Figure data in JSON
□ □ □ □ □
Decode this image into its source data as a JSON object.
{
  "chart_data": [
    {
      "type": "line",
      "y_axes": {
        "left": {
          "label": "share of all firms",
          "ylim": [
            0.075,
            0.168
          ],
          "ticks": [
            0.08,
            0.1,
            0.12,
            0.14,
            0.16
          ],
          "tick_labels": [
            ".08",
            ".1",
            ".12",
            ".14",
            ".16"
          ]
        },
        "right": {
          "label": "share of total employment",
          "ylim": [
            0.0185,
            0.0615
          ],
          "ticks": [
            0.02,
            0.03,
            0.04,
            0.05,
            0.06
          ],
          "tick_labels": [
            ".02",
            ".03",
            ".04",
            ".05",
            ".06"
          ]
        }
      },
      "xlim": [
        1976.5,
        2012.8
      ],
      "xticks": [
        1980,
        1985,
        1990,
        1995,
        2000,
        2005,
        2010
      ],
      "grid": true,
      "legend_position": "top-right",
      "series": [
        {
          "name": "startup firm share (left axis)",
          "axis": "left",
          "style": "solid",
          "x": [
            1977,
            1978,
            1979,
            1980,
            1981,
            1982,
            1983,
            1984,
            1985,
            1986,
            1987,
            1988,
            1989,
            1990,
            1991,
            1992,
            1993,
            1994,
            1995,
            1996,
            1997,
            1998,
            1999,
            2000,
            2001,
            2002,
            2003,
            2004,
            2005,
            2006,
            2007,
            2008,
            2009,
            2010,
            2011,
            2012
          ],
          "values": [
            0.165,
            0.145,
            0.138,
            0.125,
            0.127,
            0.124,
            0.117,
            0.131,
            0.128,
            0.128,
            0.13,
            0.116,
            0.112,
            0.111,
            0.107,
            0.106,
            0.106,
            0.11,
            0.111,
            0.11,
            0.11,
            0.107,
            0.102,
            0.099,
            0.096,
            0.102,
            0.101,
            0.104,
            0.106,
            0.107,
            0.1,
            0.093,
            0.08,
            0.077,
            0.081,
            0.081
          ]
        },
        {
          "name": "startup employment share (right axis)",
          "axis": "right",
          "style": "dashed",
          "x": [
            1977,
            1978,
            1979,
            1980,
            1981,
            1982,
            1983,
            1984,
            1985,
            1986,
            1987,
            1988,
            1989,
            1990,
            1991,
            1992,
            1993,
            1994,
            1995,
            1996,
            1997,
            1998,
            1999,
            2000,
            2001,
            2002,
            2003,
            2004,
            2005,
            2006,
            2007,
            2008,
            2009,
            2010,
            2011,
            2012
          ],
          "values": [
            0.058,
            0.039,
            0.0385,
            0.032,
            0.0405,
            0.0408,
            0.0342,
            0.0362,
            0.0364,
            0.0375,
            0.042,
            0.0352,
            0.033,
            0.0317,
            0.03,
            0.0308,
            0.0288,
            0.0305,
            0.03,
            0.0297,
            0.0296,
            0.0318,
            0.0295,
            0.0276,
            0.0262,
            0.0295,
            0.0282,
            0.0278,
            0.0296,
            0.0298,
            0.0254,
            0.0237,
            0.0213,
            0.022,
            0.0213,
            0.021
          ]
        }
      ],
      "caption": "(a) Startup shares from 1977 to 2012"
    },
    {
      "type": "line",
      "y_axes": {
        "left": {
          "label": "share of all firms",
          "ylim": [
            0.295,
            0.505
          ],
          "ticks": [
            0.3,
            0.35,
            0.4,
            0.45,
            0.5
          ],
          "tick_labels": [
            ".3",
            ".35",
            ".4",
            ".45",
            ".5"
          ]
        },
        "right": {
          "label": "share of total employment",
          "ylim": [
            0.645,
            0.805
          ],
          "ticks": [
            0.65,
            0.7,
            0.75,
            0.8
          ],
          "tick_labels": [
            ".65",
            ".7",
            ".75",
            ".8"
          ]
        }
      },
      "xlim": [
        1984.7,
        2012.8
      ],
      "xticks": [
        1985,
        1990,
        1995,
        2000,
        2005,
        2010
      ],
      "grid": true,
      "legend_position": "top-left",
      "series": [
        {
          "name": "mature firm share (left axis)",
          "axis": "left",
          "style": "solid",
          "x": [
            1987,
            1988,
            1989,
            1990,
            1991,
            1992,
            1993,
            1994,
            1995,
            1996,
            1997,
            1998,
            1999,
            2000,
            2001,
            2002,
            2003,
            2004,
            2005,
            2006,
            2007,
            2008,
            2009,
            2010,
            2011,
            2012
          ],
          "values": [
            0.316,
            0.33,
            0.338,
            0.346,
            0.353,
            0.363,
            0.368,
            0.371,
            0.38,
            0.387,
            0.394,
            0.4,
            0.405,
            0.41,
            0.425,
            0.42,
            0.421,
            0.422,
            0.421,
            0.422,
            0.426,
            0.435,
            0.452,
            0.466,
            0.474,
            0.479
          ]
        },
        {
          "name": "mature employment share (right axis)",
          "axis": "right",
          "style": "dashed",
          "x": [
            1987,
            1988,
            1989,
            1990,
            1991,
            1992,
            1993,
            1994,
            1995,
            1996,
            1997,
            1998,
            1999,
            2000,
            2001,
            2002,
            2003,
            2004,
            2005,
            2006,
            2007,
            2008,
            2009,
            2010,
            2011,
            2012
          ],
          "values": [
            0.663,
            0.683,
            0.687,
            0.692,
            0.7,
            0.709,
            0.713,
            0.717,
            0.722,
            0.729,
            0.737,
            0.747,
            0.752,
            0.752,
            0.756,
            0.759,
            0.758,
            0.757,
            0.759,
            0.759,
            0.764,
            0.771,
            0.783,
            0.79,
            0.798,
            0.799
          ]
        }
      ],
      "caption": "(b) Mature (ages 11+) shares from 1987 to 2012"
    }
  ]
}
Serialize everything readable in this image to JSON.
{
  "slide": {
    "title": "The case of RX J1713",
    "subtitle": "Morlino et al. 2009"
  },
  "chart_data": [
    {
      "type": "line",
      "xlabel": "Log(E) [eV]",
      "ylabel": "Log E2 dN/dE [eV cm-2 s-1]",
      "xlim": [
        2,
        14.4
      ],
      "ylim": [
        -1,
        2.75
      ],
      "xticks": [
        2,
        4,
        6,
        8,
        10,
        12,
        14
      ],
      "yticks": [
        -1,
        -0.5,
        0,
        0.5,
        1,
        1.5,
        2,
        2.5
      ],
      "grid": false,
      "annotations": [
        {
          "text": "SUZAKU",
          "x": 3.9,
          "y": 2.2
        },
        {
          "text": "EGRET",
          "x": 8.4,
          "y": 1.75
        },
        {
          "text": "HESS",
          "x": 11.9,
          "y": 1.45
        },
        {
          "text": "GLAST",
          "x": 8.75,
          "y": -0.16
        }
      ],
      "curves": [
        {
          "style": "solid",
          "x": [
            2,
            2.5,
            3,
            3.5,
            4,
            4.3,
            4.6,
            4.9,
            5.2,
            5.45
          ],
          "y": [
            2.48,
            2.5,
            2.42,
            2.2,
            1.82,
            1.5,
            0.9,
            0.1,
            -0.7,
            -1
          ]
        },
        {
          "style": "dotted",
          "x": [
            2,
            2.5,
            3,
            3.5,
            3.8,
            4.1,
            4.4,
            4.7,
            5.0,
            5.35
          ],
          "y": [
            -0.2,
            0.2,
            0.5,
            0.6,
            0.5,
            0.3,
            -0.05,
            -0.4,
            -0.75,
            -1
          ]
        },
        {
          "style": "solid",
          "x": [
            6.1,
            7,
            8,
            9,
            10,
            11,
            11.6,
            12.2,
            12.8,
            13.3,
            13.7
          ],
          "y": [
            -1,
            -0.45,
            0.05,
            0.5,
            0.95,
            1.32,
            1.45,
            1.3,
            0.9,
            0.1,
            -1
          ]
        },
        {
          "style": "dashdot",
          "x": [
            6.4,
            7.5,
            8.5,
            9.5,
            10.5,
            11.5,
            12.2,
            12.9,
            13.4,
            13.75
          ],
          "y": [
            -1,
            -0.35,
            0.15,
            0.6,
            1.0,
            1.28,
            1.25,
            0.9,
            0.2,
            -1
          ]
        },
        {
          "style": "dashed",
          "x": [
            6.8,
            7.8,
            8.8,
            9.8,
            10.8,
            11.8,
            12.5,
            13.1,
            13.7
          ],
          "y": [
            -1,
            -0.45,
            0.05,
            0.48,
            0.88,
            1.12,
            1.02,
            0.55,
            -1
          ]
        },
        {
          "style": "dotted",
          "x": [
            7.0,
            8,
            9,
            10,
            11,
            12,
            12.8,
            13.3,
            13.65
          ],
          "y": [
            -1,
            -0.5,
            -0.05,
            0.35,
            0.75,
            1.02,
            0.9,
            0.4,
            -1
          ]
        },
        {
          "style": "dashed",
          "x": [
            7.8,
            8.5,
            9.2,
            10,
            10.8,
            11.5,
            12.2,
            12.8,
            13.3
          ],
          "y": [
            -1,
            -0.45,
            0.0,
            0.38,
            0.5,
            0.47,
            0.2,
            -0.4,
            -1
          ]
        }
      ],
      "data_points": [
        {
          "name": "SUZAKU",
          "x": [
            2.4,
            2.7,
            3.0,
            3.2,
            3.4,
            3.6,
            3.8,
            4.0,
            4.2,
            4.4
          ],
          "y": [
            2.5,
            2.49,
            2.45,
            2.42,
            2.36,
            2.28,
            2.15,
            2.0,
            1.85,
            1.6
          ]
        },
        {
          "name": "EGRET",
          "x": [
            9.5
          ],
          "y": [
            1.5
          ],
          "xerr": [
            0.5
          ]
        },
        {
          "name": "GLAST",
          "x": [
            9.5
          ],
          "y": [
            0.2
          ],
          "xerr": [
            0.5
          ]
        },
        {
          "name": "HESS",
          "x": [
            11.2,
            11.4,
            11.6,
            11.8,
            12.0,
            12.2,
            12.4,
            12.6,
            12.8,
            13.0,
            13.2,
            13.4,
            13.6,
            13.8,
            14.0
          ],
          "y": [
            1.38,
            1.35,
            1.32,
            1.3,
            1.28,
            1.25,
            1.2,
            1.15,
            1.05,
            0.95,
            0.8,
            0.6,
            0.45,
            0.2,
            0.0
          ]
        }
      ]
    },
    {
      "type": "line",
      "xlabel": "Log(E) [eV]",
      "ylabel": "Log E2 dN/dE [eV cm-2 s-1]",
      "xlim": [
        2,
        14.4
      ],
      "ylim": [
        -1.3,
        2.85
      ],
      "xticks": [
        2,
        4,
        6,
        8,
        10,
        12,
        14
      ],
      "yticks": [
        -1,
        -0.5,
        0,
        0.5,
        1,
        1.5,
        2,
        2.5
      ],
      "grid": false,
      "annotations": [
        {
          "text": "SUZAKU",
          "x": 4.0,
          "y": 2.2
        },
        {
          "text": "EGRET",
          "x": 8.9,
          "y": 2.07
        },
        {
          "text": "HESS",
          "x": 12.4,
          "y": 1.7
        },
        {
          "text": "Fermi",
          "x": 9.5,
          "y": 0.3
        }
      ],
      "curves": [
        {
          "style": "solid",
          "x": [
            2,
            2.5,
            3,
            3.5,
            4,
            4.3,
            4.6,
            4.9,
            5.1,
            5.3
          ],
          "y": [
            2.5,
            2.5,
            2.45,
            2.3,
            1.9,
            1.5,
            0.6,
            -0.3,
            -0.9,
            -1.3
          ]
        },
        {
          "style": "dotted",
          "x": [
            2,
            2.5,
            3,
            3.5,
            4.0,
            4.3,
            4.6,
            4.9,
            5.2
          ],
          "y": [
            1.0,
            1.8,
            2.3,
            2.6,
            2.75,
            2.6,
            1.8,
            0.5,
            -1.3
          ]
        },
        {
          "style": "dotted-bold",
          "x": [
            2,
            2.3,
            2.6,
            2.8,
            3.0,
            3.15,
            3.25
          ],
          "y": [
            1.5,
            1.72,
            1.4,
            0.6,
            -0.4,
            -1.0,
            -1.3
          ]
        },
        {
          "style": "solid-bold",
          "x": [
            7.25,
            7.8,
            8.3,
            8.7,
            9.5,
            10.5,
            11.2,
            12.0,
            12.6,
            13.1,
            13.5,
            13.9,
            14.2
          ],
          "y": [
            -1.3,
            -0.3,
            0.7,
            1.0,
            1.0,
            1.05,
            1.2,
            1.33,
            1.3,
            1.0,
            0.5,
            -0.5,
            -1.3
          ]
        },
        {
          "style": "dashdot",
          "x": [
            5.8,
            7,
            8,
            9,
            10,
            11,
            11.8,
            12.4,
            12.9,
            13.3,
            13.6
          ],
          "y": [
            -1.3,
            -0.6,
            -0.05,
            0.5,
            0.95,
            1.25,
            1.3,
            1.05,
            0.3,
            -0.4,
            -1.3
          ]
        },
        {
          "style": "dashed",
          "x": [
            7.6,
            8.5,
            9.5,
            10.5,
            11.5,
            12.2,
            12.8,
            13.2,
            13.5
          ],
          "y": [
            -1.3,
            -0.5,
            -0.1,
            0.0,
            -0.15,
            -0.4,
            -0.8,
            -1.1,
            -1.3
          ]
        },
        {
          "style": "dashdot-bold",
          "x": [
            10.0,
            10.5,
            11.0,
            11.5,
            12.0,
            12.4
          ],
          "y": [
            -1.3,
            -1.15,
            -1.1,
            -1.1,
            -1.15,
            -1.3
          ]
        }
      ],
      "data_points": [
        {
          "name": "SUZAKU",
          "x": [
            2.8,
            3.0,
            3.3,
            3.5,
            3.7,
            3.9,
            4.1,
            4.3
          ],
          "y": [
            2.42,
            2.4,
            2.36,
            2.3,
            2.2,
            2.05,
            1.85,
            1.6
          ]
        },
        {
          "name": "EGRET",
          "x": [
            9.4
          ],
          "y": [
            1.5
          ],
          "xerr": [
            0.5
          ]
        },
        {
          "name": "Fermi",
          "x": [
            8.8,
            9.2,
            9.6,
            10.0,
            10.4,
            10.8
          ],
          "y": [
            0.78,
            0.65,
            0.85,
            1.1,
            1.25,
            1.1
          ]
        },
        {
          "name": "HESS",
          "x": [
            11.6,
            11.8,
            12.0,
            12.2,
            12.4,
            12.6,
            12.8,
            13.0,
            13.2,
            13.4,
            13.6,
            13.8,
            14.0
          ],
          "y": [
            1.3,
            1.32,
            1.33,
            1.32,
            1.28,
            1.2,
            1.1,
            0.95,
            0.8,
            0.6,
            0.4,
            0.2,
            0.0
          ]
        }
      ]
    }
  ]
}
□ □ □ □ □
What you should do
Look for the word "from" and return every line where it occurs.

Solution to the problem
      "caption": "(a) Startup shares from 1977 to 2012"
      "caption": "(b) Mature (ages 11+) shares from 1987 to 2012"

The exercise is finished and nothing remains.